INSTRUCTION » Rewrite the records from the line with "data-label: 584,57** <box>306" to the line with "y-axis-title: Иммуноглобулины класса", switching "y-tick-label" to "y-axis-tick" and leaving everything else unchanged. Give back only those lines.

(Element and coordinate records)

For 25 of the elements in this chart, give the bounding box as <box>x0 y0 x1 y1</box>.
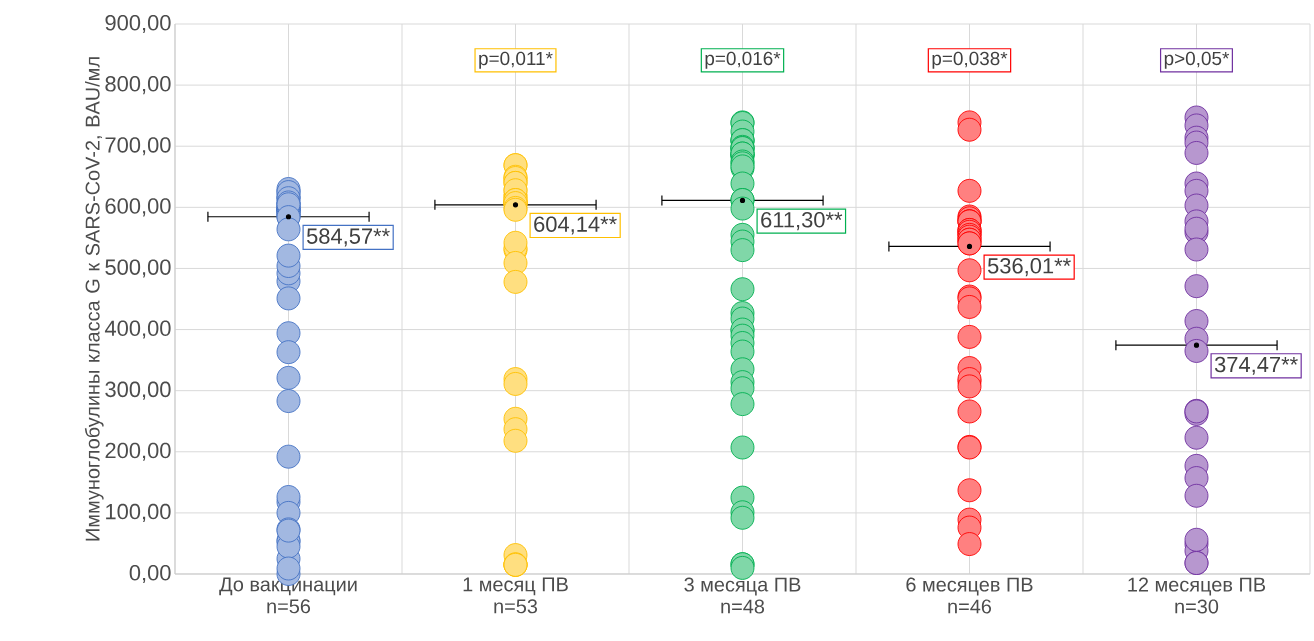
data-label: 584,57** <box>306 228 390 247</box>
y-tick-label: 300,00 <box>105 381 171 400</box>
y-tick-label: 800,00 <box>105 76 171 95</box>
annotation: p=0,016* <box>705 51 781 69</box>
data-label: 604,14** <box>534 216 617 235</box>
y-tick-label: 700,00 <box>105 137 171 156</box>
x-tick-label: 1 месяц ПВ n=53 <box>463 577 568 614</box>
y-tick-label: 600,00 <box>105 198 171 217</box>
x-tick-label: 12 месяцев ПВ n=30 <box>1128 577 1266 614</box>
y-tick-label: 0,00 <box>129 564 171 584</box>
annotation: p=0,038* <box>932 51 1008 69</box>
y-tick-label: 500,00 <box>105 259 171 278</box>
y-tick-label: 200,00 <box>105 442 171 461</box>
annotation: p>0,05* <box>1164 51 1230 69</box>
y-tick-label: 100,00 <box>106 503 171 522</box>
y-tick-label: 900,00 <box>105 14 171 34</box>
data-label: 611,30** <box>761 212 843 231</box>
y-axis-title: Иммуноглобулины класса G к SARS-CoV-2, BAU/мл <box>84 57 104 541</box>
x-tick-label: 6 месяцев ПВ n=46 <box>906 577 1033 614</box>
data-label: 374,47** <box>1214 356 1298 375</box>
y-tick-label: 400,00 <box>104 320 171 339</box>
data-label: 536,01** <box>987 258 1071 277</box>
annotation: p=0,011* <box>479 51 553 69</box>
x-tick-label: 3 месяца ПВ n=48 <box>684 577 801 614</box>
x-tick-label: До вакцинации n=56 <box>219 577 357 614</box>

EXPECTED ANSWER »
data-label: 584,57** <box>306 228 390 247</box>
y-axis-tick: 300,00 <box>105 381 171 400</box>
y-axis-tick: 800,00 <box>105 76 171 95</box>
annotation: p=0,016* <box>705 51 781 69</box>
data-label: 604,14** <box>534 216 617 235</box>
y-axis-tick: 700,00 <box>105 137 171 156</box>
x-tick-label: 1 месяц ПВ n=53 <box>463 577 568 614</box>
y-axis-tick: 600,00 <box>105 198 171 217</box>
x-tick-label: 12 месяцев ПВ n=30 <box>1128 577 1266 614</box>
y-axis-tick: 0,00 <box>129 564 171 584</box>
annotation: p=0,038* <box>932 51 1008 69</box>
y-axis-tick: 500,00 <box>105 259 171 278</box>
y-axis-tick: 200,00 <box>105 442 171 461</box>
annotation: p>0,05* <box>1164 51 1230 69</box>
y-axis-tick: 100,00 <box>106 503 171 522</box>
y-axis-tick: 900,00 <box>105 14 171 34</box>
data-label: 611,30** <box>761 212 843 231</box>
y-axis-title: Иммуноглобулины класса G к SARS-CoV-2, BAU/мл <box>84 57 104 541</box>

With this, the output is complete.